→ Written exercise
Copy every line of the records exactly as it appears, leaving out the pictures.

→ Items
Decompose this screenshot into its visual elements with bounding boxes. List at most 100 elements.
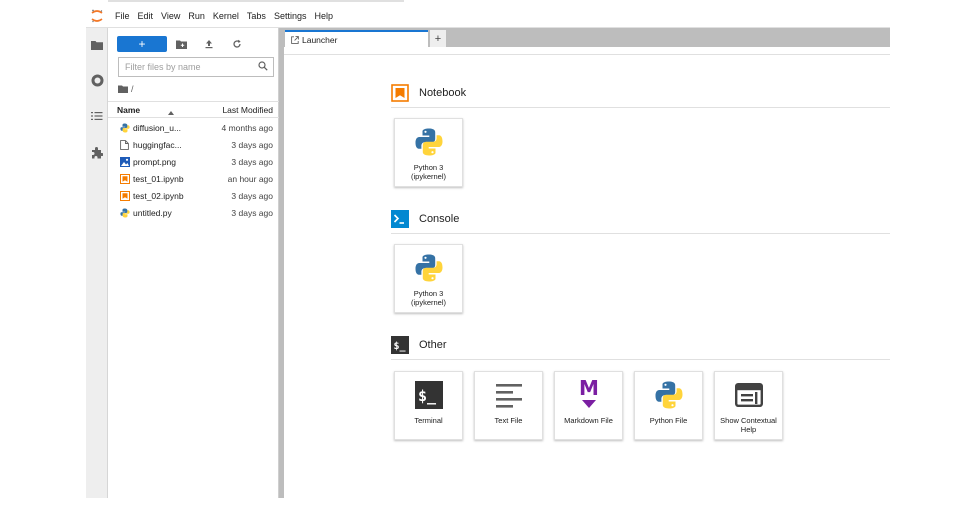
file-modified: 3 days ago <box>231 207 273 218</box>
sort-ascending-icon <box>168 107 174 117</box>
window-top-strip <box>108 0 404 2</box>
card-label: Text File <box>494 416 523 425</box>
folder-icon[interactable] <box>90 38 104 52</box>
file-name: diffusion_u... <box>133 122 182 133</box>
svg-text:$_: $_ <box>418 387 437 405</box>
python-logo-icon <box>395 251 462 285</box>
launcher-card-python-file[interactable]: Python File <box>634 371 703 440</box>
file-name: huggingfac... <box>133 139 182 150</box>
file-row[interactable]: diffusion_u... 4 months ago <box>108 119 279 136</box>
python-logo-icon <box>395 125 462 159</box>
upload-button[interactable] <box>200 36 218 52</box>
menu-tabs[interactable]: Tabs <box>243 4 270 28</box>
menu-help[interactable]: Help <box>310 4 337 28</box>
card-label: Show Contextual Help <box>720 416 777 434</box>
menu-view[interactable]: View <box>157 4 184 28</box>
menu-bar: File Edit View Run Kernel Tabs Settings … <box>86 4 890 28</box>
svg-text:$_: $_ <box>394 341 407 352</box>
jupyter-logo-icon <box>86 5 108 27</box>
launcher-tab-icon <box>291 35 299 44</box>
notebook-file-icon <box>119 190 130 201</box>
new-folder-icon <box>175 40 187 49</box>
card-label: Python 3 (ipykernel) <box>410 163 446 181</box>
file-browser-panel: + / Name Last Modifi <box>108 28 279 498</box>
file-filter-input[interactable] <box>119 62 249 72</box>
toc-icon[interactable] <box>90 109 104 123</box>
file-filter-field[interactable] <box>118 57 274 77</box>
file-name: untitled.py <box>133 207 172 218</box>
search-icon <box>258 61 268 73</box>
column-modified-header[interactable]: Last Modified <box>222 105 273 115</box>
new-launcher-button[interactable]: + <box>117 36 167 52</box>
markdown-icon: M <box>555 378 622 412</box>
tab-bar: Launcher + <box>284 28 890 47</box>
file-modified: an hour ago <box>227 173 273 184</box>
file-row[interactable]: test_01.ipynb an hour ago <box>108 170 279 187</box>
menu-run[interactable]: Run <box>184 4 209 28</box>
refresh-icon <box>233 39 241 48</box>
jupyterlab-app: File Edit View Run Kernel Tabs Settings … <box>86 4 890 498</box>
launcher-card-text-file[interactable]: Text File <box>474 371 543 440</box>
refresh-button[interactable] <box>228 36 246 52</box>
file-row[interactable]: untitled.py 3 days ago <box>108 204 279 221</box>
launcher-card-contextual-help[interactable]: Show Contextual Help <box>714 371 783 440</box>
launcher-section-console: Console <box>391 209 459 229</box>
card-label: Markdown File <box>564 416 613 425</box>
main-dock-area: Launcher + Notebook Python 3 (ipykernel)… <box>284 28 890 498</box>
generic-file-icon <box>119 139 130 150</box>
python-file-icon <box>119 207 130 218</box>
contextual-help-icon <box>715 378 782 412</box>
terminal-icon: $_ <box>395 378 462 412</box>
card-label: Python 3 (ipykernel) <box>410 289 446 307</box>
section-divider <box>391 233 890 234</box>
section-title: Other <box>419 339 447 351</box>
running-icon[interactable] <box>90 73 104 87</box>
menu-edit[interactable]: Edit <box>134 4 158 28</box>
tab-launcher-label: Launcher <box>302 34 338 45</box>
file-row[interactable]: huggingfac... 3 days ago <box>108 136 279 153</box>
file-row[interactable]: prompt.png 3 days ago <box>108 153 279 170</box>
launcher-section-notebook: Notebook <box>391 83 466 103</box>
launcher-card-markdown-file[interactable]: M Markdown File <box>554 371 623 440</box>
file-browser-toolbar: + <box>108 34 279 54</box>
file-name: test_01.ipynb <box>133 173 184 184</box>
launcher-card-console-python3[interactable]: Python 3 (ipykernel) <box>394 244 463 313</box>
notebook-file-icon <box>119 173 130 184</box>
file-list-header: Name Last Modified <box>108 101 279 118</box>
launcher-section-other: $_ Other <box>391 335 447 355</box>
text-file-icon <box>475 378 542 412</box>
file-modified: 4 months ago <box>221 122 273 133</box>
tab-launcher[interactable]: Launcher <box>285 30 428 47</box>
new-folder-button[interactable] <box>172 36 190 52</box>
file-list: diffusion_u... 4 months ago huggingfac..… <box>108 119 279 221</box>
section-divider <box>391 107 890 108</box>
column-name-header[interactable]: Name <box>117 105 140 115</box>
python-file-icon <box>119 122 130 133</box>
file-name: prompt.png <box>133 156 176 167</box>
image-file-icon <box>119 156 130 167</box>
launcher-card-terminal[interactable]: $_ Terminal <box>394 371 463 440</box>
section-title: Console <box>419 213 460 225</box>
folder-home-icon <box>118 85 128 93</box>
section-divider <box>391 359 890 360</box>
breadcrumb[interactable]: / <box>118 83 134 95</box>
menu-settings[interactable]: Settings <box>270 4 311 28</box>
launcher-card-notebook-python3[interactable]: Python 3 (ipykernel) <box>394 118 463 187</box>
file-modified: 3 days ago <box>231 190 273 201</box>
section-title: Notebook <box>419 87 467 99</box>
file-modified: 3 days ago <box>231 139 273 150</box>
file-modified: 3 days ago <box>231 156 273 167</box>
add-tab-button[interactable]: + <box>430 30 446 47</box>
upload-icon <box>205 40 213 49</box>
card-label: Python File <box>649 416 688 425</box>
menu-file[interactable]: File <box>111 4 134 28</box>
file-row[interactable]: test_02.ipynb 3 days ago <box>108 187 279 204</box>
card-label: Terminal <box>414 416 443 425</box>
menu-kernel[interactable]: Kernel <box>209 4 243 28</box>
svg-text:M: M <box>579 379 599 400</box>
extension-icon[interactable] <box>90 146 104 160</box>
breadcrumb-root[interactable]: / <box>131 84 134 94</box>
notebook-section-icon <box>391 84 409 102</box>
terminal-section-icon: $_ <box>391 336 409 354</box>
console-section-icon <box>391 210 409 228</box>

→ Exercise response
Decompose this screenshot into its visual elements with bounding boxes. List at most 100 elements.
file-modified: 3 days ago <box>231 207 273 218</box>
sort-ascending-icon <box>168 107 174 117</box>
window-top-strip <box>108 0 404 2</box>
card-label: Text File <box>494 416 523 425</box>
folder-icon[interactable] <box>90 38 104 52</box>
file-name: diffusion_u... <box>133 122 182 133</box>
svg-text:$_: $_ <box>418 387 437 405</box>
python-logo-icon <box>395 251 462 285</box>
launcher-card-python-file[interactable]: Python File <box>634 371 703 440</box>
file-name: huggingfac... <box>133 139 182 150</box>
file-row[interactable]: diffusion_u... 4 months ago <box>108 119 279 136</box>
python-logo-icon <box>395 125 462 159</box>
upload-button[interactable] <box>200 36 218 52</box>
menu-tabs[interactable]: Tabs <box>243 4 270 28</box>
menu-help[interactable]: Help <box>310 4 337 28</box>
card-label: Show Contextual Help <box>720 416 777 434</box>
menu-view[interactable]: View <box>157 4 184 28</box>
menu-bar: File Edit View Run Kernel Tabs Settings … <box>86 4 890 28</box>
svg-text:$_: $_ <box>394 341 407 352</box>
jupyter-logo-icon <box>86 5 108 27</box>
launcher-tab-icon <box>291 35 299 44</box>
notebook-file-icon <box>119 190 130 201</box>
new-folder-icon <box>175 40 187 49</box>
card-label: Python 3 (ipykernel) <box>410 163 446 181</box>
file-browser-panel: + / Name Last Modifi <box>108 28 279 498</box>
file-filter-input[interactable] <box>119 62 249 72</box>
toc-icon[interactable] <box>90 109 104 123</box>
file-filter-field[interactable] <box>118 57 274 77</box>
file-name: untitled.py <box>133 207 172 218</box>
search-icon <box>258 61 268 73</box>
column-modified-header[interactable]: Last Modified <box>222 105 273 115</box>
new-launcher-button[interactable]: + <box>117 36 167 52</box>
markdown-icon: M <box>555 378 622 412</box>
tab-bar: Launcher + <box>284 28 890 47</box>
file-modified: an hour ago <box>227 173 273 184</box>
file-row[interactable]: test_01.ipynb an hour ago <box>108 170 279 187</box>
menu-run[interactable]: Run <box>184 4 209 28</box>
refresh-icon <box>233 39 241 48</box>
jupyterlab-app: File Edit View Run Kernel Tabs Settings … <box>86 4 890 498</box>
launcher-card-text-file[interactable]: Text File <box>474 371 543 440</box>
refresh-button[interactable] <box>228 36 246 52</box>
file-row[interactable]: untitled.py 3 days ago <box>108 204 279 221</box>
launcher-card-contextual-help[interactable]: Show Contextual Help <box>714 371 783 440</box>
launcher-section-console: Console <box>391 209 459 229</box>
card-label: Markdown File <box>564 416 613 425</box>
main-dock-area: Launcher + Notebook Python 3 (ipykernel)… <box>284 28 890 498</box>
generic-file-icon <box>119 139 130 150</box>
python-file-icon <box>119 207 130 218</box>
contextual-help-icon <box>715 378 782 412</box>
terminal-icon: $_ <box>395 378 462 412</box>
card-label: Python 3 (ipykernel) <box>410 289 446 307</box>
section-divider <box>391 233 890 234</box>
section-title: Other <box>419 339 447 351</box>
running-icon[interactable] <box>90 73 104 87</box>
menu-edit[interactable]: Edit <box>134 4 158 28</box>
tab-launcher-label: Launcher <box>302 34 338 45</box>
file-row[interactable]: huggingfac... 3 days ago <box>108 136 279 153</box>
file-row[interactable]: prompt.png 3 days ago <box>108 153 279 170</box>
launcher-section-notebook: Notebook <box>391 83 466 103</box>
launcher-card-markdown-file[interactable]: M Markdown File <box>554 371 623 440</box>
file-browser-toolbar: + <box>108 34 279 54</box>
file-name: test_01.ipynb <box>133 173 184 184</box>
launcher-card-console-python3[interactable]: Python 3 (ipykernel) <box>394 244 463 313</box>
notebook-file-icon <box>119 173 130 184</box>
file-list-header: Name Last Modified <box>108 101 279 118</box>
launcher-section-other: $_ Other <box>391 335 447 355</box>
text-file-icon <box>475 378 542 412</box>
file-modified: 4 months ago <box>221 122 273 133</box>
tab-launcher[interactable]: Launcher <box>285 30 428 47</box>
new-folder-button[interactable] <box>172 36 190 52</box>
file-list: diffusion_u... 4 months ago huggingfac..… <box>108 119 279 221</box>
section-divider <box>391 107 890 108</box>
column-name-header[interactable]: Name <box>117 105 140 115</box>
python-file-icon <box>119 122 130 133</box>
file-name: prompt.png <box>133 156 176 167</box>
image-file-icon <box>119 156 130 167</box>
launcher-card-terminal[interactable]: $_ Terminal <box>394 371 463 440</box>
section-title: Console <box>419 213 460 225</box>
folder-home-icon <box>118 85 128 93</box>
section-divider <box>391 359 890 360</box>
breadcrumb[interactable]: / <box>118 83 134 95</box>
menu-settings[interactable]: Settings <box>270 4 311 28</box>
launcher-card-notebook-python3[interactable]: Python 3 (ipykernel) <box>394 118 463 187</box>
file-modified: 3 days ago <box>231 190 273 201</box>
section-title: Notebook <box>419 87 467 99</box>
file-modified: 3 days ago <box>231 139 273 150</box>
file-modified: 3 days ago <box>231 156 273 167</box>
add-tab-button[interactable]: + <box>430 30 446 47</box>
upload-icon <box>205 40 213 49</box>
card-label: Python File <box>649 416 688 425</box>
menu-file[interactable]: File <box>111 4 134 28</box>
file-row[interactable]: test_02.ipynb 3 days ago <box>108 187 279 204</box>
card-label: Terminal <box>414 416 443 425</box>
menu-kernel[interactable]: Kernel <box>209 4 243 28</box>
svg-text:M: M <box>579 379 599 400</box>
extension-icon[interactable] <box>90 146 104 160</box>
breadcrumb-root[interactable]: / <box>131 84 134 94</box>
notebook-section-icon <box>391 84 409 102</box>
terminal-section-icon: $_ <box>391 336 409 354</box>
console-section-icon <box>391 210 409 228</box>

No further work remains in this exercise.